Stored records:
···

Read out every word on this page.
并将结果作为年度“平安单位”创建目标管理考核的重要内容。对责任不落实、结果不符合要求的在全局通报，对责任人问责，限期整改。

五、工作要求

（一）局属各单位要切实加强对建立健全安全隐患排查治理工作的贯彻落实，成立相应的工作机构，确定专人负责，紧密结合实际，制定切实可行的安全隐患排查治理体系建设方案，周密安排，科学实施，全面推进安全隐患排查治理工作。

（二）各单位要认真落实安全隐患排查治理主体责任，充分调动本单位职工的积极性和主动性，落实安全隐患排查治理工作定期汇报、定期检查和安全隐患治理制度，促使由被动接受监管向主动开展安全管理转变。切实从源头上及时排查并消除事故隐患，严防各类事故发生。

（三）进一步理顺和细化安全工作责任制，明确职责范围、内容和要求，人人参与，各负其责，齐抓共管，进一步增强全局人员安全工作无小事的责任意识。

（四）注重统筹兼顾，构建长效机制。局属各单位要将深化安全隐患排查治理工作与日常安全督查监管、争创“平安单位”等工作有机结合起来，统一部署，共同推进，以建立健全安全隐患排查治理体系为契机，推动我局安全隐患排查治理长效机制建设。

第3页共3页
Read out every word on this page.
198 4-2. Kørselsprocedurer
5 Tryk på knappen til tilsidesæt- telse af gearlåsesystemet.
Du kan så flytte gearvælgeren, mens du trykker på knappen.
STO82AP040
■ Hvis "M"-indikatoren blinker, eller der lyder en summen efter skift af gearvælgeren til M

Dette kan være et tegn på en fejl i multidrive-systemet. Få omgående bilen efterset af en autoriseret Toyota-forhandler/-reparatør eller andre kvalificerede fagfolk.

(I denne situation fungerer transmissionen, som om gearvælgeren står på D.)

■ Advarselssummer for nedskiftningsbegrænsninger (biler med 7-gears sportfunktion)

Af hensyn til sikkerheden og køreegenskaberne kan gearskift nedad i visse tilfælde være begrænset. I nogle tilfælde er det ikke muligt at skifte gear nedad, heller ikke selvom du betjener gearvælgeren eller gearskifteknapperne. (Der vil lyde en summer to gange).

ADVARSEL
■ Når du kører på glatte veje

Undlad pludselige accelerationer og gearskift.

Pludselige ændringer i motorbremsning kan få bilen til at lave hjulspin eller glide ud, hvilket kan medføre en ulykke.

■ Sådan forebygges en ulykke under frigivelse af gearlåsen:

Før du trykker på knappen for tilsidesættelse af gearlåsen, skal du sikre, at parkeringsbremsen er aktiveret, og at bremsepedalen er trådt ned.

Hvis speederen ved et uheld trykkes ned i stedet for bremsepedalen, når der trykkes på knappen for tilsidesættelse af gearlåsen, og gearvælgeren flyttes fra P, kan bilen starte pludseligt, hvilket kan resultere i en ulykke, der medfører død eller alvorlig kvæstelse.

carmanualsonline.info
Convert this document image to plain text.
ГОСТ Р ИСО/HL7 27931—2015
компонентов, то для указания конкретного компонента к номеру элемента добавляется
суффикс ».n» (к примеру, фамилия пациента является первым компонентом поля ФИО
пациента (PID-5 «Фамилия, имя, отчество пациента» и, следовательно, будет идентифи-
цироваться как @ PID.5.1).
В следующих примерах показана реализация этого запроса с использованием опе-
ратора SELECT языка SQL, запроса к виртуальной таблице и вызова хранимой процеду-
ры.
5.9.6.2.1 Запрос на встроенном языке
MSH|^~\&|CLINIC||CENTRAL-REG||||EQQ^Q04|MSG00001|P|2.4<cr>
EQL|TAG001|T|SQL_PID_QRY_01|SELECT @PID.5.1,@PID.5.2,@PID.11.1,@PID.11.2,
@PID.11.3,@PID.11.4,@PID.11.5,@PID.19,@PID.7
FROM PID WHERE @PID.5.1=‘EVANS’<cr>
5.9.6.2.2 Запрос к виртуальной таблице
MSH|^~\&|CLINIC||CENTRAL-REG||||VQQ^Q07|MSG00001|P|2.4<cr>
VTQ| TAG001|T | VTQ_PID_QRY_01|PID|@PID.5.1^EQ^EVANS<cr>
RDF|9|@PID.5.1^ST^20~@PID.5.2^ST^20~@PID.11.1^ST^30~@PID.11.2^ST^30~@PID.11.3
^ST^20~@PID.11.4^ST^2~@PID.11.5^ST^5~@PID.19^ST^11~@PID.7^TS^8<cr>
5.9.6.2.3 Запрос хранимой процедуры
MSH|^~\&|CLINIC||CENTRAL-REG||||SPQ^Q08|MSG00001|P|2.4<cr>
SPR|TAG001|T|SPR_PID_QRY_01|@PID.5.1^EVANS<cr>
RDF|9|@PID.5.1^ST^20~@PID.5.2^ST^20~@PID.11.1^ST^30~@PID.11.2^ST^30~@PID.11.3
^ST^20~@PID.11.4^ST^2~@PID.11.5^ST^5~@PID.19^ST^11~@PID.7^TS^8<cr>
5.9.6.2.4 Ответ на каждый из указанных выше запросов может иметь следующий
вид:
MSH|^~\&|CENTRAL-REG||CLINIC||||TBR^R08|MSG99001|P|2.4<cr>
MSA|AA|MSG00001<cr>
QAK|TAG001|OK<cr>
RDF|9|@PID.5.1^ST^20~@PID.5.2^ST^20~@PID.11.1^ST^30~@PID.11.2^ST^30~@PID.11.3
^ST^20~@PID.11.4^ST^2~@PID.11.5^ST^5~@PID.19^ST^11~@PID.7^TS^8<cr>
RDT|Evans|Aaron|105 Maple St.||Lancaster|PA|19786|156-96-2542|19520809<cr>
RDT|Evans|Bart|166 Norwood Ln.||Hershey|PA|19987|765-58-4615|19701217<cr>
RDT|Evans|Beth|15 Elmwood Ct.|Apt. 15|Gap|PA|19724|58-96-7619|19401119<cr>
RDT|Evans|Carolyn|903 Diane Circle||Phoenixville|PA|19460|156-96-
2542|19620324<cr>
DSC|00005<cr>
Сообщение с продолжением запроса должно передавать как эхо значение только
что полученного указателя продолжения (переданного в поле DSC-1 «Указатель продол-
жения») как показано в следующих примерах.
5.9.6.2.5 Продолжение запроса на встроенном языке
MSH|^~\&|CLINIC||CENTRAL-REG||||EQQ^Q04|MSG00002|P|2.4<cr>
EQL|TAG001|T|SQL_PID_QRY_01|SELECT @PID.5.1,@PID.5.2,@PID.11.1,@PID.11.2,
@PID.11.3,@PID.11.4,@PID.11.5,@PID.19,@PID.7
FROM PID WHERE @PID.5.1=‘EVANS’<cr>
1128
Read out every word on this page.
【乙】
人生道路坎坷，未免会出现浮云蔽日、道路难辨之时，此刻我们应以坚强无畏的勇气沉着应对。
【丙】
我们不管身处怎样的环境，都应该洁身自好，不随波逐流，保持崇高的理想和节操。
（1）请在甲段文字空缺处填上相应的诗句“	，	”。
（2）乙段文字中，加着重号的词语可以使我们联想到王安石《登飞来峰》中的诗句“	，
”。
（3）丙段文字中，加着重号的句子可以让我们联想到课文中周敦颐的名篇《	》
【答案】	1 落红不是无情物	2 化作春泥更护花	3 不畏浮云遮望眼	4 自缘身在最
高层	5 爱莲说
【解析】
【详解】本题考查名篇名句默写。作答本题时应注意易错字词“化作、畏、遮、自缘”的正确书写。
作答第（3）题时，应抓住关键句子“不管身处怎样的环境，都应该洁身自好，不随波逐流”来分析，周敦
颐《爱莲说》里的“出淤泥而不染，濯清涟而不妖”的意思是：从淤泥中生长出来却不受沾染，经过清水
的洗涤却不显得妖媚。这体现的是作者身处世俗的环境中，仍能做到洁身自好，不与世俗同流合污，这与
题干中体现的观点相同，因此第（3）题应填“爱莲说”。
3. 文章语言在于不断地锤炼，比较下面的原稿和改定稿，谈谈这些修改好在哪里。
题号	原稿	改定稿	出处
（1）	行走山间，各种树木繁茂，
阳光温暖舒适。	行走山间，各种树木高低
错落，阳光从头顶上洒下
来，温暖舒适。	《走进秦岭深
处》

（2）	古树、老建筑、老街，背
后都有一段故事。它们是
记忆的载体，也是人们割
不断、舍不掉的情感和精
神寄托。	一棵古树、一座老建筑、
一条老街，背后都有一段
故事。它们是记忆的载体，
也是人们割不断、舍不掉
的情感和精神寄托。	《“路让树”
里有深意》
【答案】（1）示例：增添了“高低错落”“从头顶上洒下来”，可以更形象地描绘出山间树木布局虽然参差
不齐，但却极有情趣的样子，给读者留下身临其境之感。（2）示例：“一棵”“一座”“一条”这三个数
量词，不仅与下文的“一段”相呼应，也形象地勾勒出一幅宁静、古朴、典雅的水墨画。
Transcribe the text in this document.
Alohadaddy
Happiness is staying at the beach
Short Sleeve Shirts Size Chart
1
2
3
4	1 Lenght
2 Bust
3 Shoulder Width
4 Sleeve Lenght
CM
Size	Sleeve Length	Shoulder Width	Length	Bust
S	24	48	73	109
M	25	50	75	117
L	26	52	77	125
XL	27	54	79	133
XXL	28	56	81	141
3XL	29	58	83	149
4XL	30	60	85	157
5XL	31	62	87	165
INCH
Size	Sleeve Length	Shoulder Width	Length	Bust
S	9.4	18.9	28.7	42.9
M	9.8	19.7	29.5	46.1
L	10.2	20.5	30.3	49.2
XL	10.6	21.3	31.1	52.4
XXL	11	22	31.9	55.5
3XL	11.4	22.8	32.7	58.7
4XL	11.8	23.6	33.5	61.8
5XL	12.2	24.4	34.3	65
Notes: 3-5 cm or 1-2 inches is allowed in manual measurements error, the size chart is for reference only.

···

■ **WORK TO BE COMPLETED**: Copy out exactly the lines running from the line with "Transcribe the text in this document." to the end of the records, inclusive.

■ **IN RESPONSE**:
Transcribe the text in this document.
Alohadaddy
Happiness is staying at the beach
Short Sleeve Shirts Size Chart
1
2
3
4	1 Lenght
2 Bust
3 Shoulder Width
4 Sleeve Lenght
CM
Size	Sleeve Length	Shoulder Width	Length	Bust
S	24	48	73	109
M	25	50	75	117
L	26	52	77	125
XL	27	54	79	133
XXL	28	56	81	141
3XL	29	58	83	149
4XL	30	60	85	157
5XL	31	62	87	165
INCH
Size	Sleeve Length	Shoulder Width	Length	Bust
S	9.4	18.9	28.7	42.9
M	9.8	19.7	29.5	46.1
L	10.2	20.5	30.3	49.2
XL	10.6	21.3	31.1	52.4
XXL	11	22	31.9	55.5
3XL	11.4	22.8	32.7	58.7
4XL	11.8	23.6	33.5	61.8
5XL	12.2	24.4	34.3	65
Notes: 3-5 cm or 1-2 inches is allowed in manual measurements error, the size chart is for reference only.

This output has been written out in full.